[Data for this task start]

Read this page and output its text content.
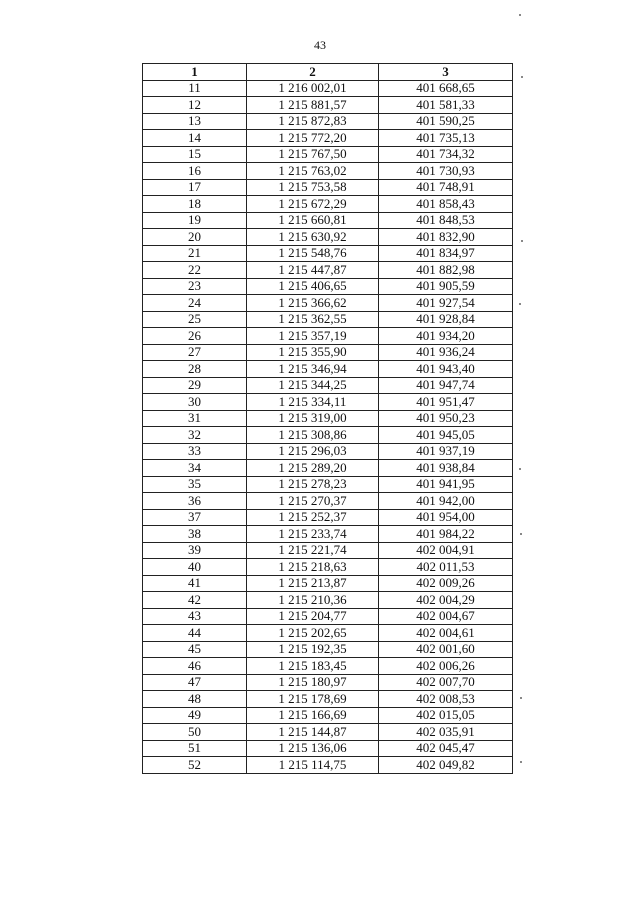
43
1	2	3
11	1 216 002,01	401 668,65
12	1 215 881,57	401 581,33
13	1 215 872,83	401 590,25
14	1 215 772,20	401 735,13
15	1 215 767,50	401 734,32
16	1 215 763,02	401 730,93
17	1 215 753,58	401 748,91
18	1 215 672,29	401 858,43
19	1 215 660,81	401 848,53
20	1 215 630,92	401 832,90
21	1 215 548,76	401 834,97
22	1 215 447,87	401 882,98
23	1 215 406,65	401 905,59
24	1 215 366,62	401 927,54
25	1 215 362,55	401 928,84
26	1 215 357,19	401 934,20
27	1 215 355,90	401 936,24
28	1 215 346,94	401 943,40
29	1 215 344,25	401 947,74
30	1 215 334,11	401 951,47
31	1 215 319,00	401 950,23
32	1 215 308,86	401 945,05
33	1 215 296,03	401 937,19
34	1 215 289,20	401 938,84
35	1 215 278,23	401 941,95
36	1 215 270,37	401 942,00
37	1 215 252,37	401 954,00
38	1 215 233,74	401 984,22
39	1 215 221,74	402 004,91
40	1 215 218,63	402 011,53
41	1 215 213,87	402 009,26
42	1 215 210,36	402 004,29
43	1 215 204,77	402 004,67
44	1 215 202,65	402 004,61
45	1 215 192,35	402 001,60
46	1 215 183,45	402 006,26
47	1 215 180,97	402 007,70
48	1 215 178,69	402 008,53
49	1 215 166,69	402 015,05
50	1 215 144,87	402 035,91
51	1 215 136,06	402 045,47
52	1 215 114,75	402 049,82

[Data for this task end]

Brief:
Retype the records exactly. Any image in them should not appear in what you write.

Full answer:
Read this page and output its text content.
43
1	2	3
11	1 216 002,01	401 668,65
12	1 215 881,57	401 581,33
13	1 215 872,83	401 590,25
14	1 215 772,20	401 735,13
15	1 215 767,50	401 734,32
16	1 215 763,02	401 730,93
17	1 215 753,58	401 748,91
18	1 215 672,29	401 858,43
19	1 215 660,81	401 848,53
20	1 215 630,92	401 832,90
21	1 215 548,76	401 834,97
22	1 215 447,87	401 882,98
23	1 215 406,65	401 905,59
24	1 215 366,62	401 927,54
25	1 215 362,55	401 928,84
26	1 215 357,19	401 934,20
27	1 215 355,90	401 936,24
28	1 215 346,94	401 943,40
29	1 215 344,25	401 947,74
30	1 215 334,11	401 951,47
31	1 215 319,00	401 950,23
32	1 215 308,86	401 945,05
33	1 215 296,03	401 937,19
34	1 215 289,20	401 938,84
35	1 215 278,23	401 941,95
36	1 215 270,37	401 942,00
37	1 215 252,37	401 954,00
38	1 215 233,74	401 984,22
39	1 215 221,74	402 004,91
40	1 215 218,63	402 011,53
41	1 215 213,87	402 009,26
42	1 215 210,36	402 004,29
43	1 215 204,77	402 004,67
44	1 215 202,65	402 004,61
45	1 215 192,35	402 001,60
46	1 215 183,45	402 006,26
47	1 215 180,97	402 007,70
48	1 215 178,69	402 008,53
49	1 215 166,69	402 015,05
50	1 215 144,87	402 035,91
51	1 215 136,06	402 045,47
52	1 215 114,75	402 049,82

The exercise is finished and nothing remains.